QUOTED TEXT ▸
There can be no doubt but that early Christianity had a double conception of fellowship: all members of the Church were in close fellowship one with the other, and at the same time each and all of them were in fellowship with the heavenly Lord. The former conception was the more prominent; but the latter no doubt was the basis of faith. Now in the Lord’s Supper we find both these ideas present. St. Paul complains of the divisions at Corinth ( 1 Corinthians 11:18): the members of the Church do not share their meal in a brotherly way, nor do they wait for one another ( i.e. probably for the slaves who could not be present early). Here we have the purely social and moral idea. But St. Paul, in speaking of ‘the Lord’s Supper’ ( 1 Corinthians 11:20), indicates another point of view, which may be called the religious and sacramental conception: the Lard’s Supper is not only a supper held at the Lord’s command, or a supper held in honour of the Lord (cf.  1 Corinthians 11:23;  1 Corinthians 11:28), but it is also a supper in communion with the Lord, where the Lord is present, participating as the Host. In this way the Lord’s Supper is not only the expression of an existing communion with Him, but it realizes this communion every time it is held. Now the question is: Is it the common supper which constitutes the communion, or are we to think of the particular elements, bread and wine, as producing the communion? We shall try to find an answer by noting some analogies from the comparative history of religions.

Stored data
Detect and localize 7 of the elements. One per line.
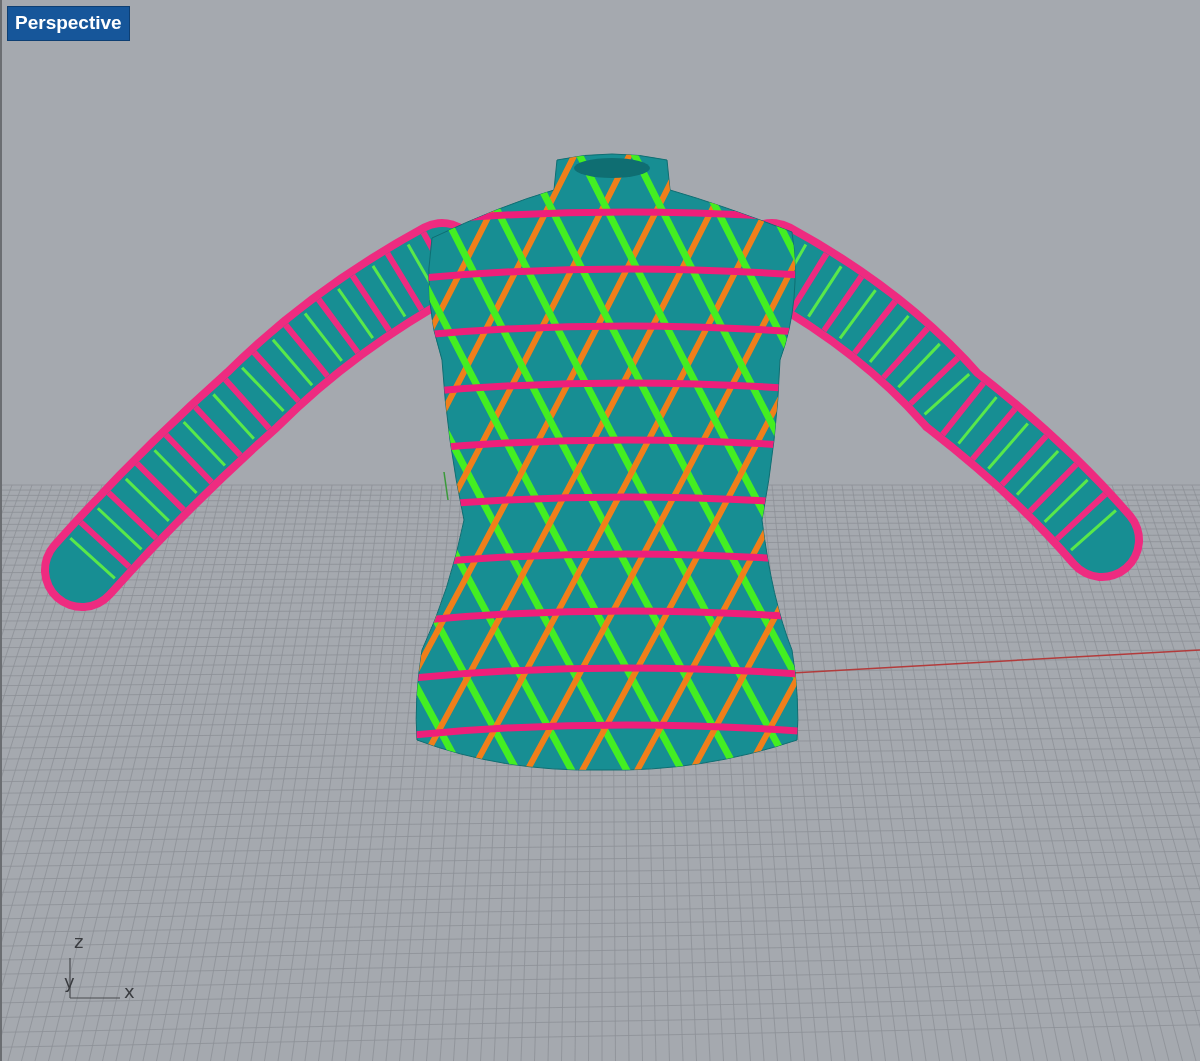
- viewport-title[interactable]: Perspective: [7, 6, 130, 41]
- axis-label: x: [124, 981, 135, 1002]
- mannequin-drawing[interactable]: [41, 153, 1143, 771]
- y-axis-line: [443, 471, 449, 501]
- axis-label: z: [74, 931, 84, 952]
- perspective-viewport[interactable]: z y x Perspective: [0, 0, 1200, 1061]
- axis-label: y: [64, 971, 75, 992]
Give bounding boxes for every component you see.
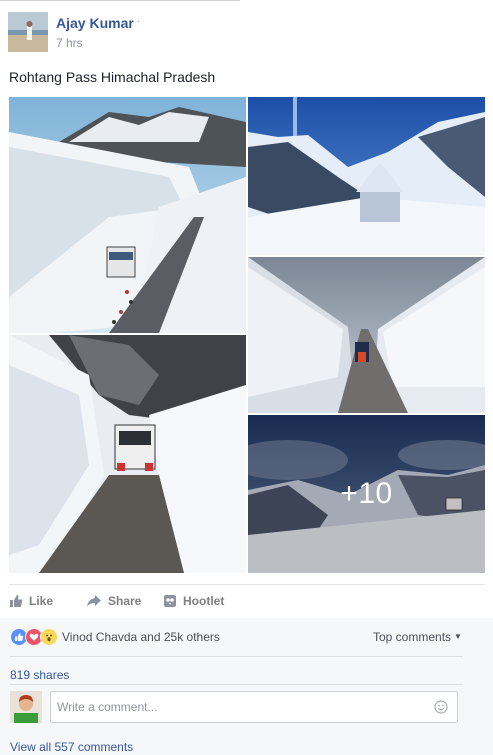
more-photos-overlay[interactable]: +10 [248,415,485,573]
top-comments-label: Top comments [373,630,452,644]
like-label: Like [29,594,54,608]
top-comments-dropdown[interactable]: Top comments ▼ [373,630,462,644]
comment-input-box[interactable] [50,691,458,723]
thumbs-up-icon [9,594,23,608]
shares-count[interactable]: 819 shares [10,668,69,682]
post-timestamp[interactable]: 7 hrs [56,36,83,50]
photo-4[interactable] [9,335,246,573]
post-text: Rohtang Pass Himachal Pradesh [9,69,216,85]
caret-down-icon: ▼ [454,632,462,641]
photo-3[interactable] [248,257,485,413]
view-all-comments-link[interactable]: View all 557 comments [10,740,133,754]
author-name[interactable]: Ajay Kumar [56,15,134,31]
share-button[interactable]: Share [86,594,141,608]
author-separator: · [137,16,141,27]
like-button[interactable]: Like [9,594,53,608]
top-divider [0,0,240,1]
reactions-summary[interactable] [10,628,58,646]
reactors-text[interactable]: Vinod Chavda and 25k others [62,630,220,644]
comment-input[interactable] [51,692,423,722]
share-arrow-icon [86,594,102,608]
shares-divider [10,684,463,685]
hootlet-icon [163,594,177,608]
current-user-avatar [10,691,42,723]
reactions-divider [10,656,463,657]
author-avatar[interactable] [8,12,48,52]
share-label: Share [108,594,142,608]
hootlet-button[interactable]: Hootlet [163,594,224,608]
more-photos-count: +10 [340,477,393,510]
hootlet-label: Hootlet [183,594,225,608]
photo-divider [9,584,485,585]
photo-1[interactable] [9,97,246,333]
smiley-icon[interactable] [434,700,448,719]
photo-2[interactable] [248,97,485,255]
wow-reaction-icon [40,628,58,646]
photo-5[interactable]: +10 [248,415,485,573]
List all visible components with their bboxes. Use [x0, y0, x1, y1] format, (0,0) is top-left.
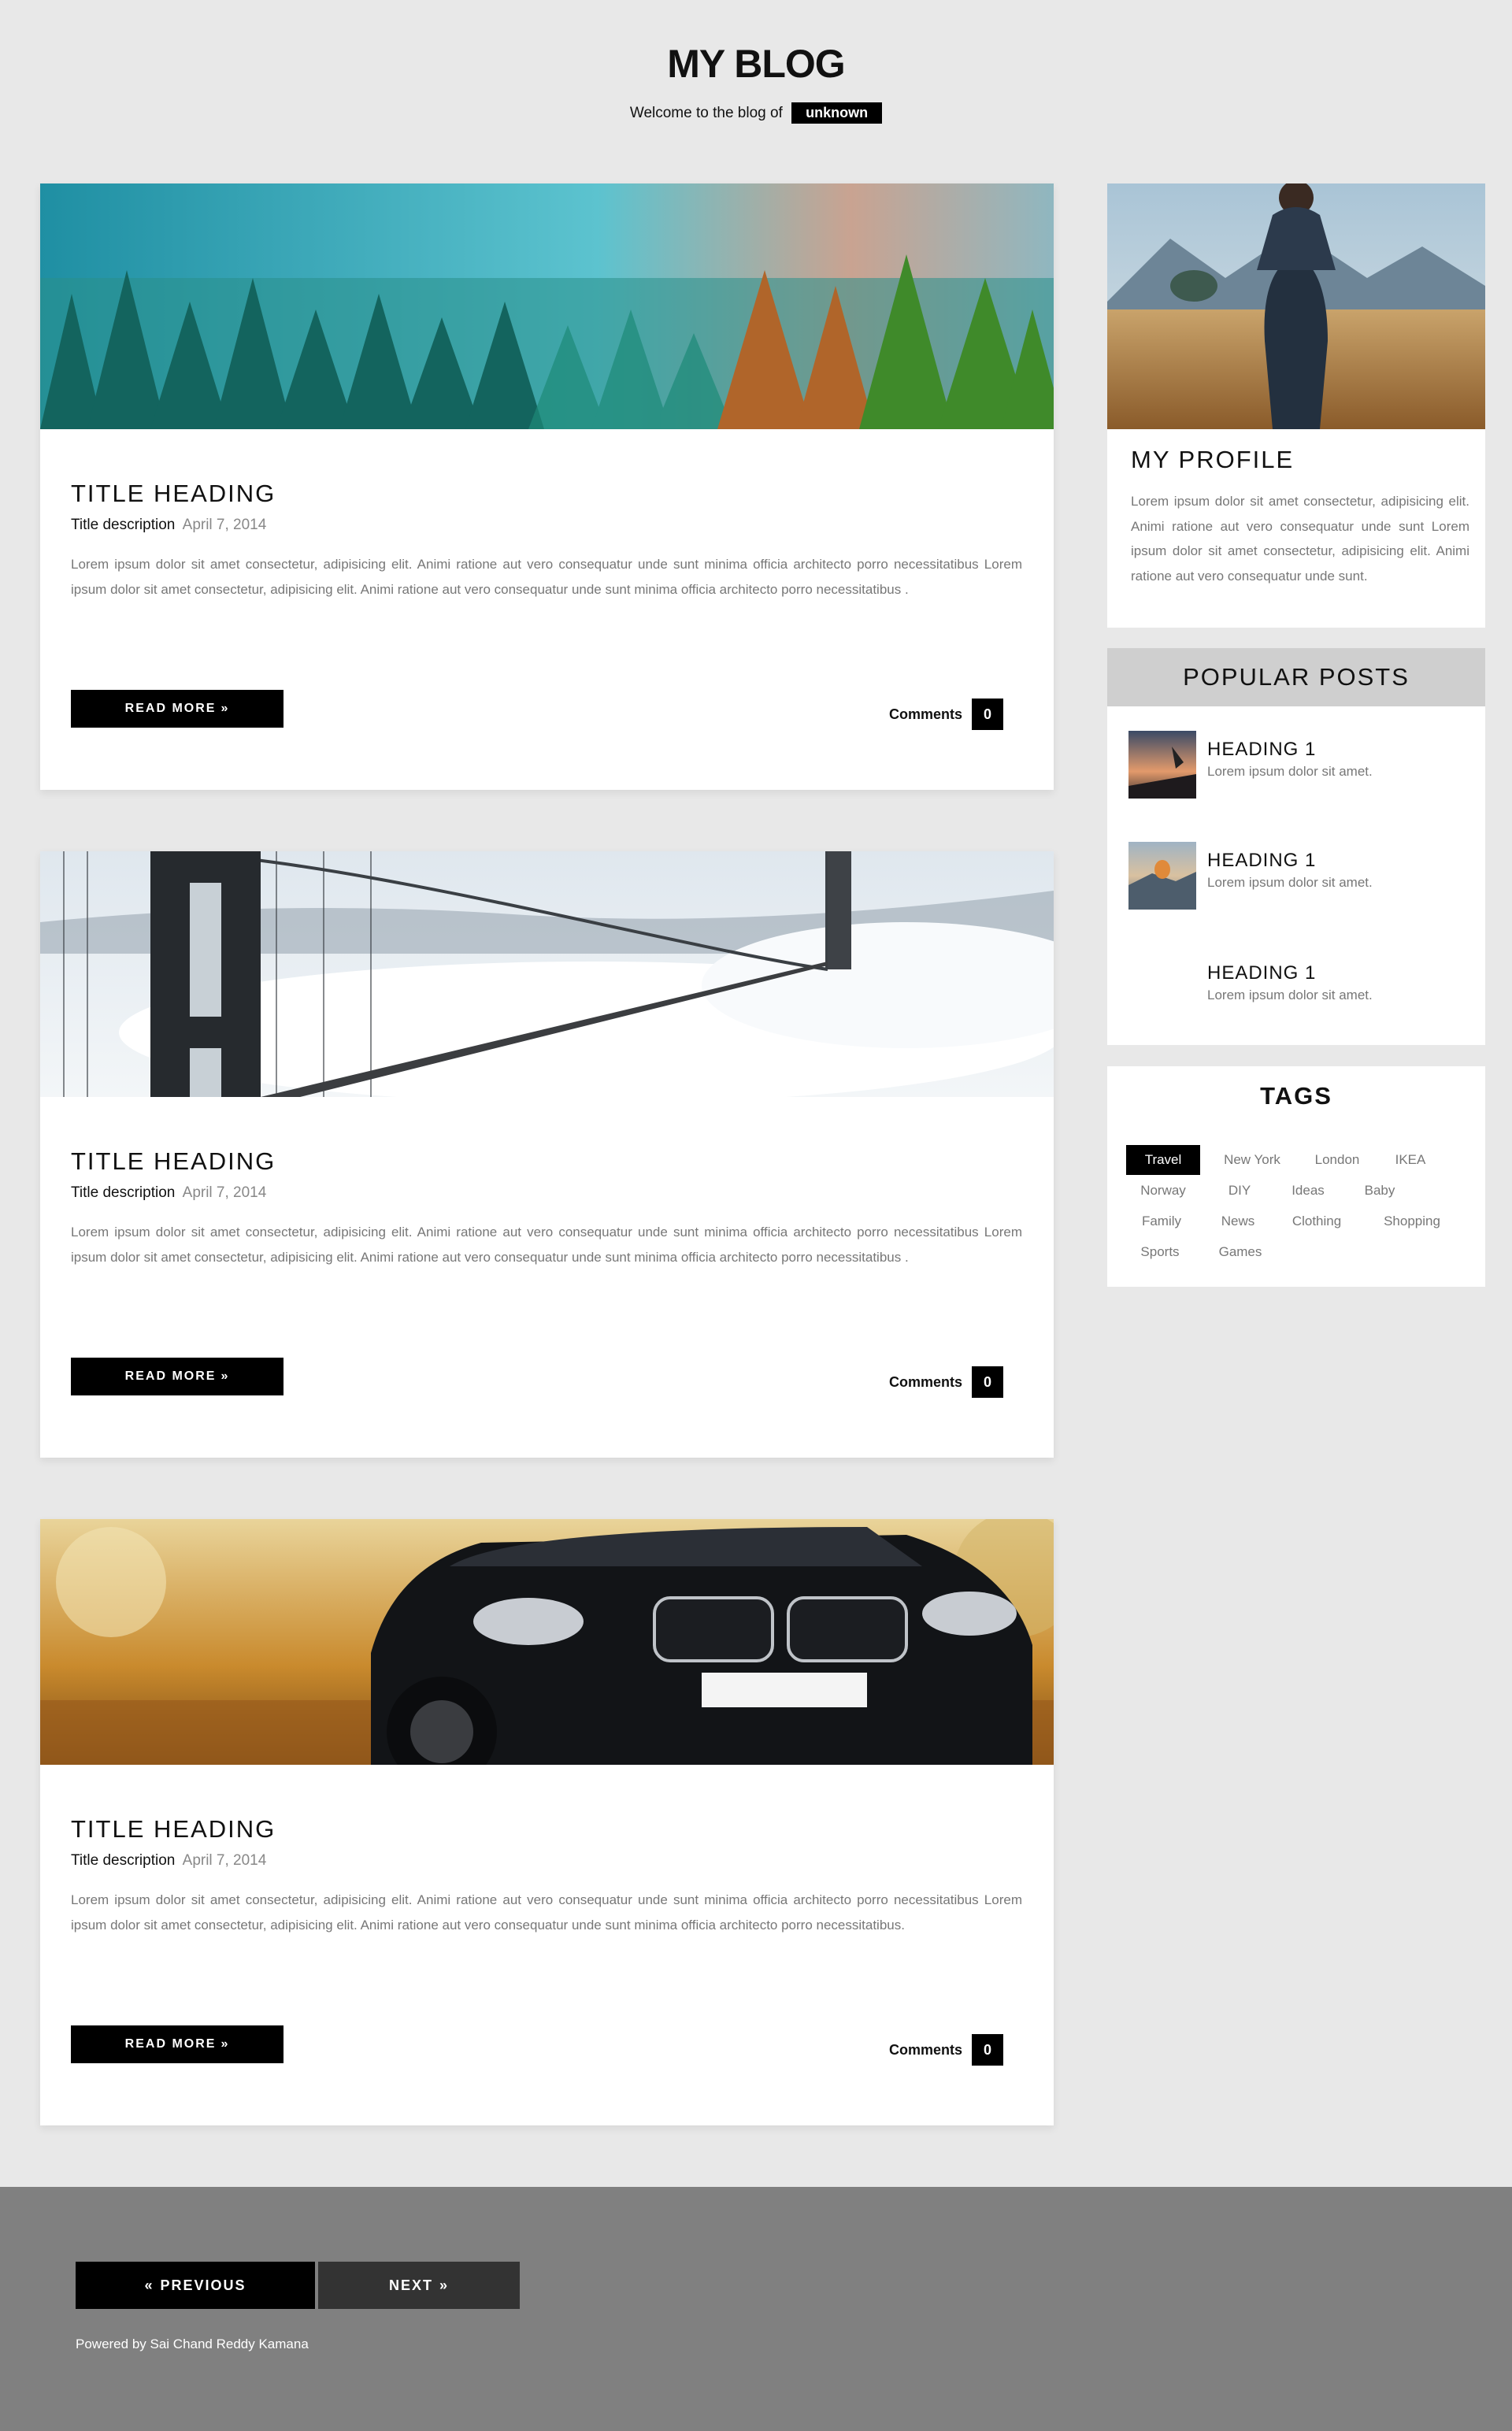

WHAT YOU WILL DO ▸
Answer these questions from the passage on the Lord's Supper:
1. What two forms of fellowship did early Christianity hold, according to the passage?
2. Which verse is cited for St. Paul's complaint about divisions at Corinth?
3. In what role is the Lord said to participate at the supper?

RESULT ▸
1. Fellowship of all Church members with one another, and fellowship of each and all of them with the heavenly Lord.
2. 1 Corinthians 11:18.
3. As the Host.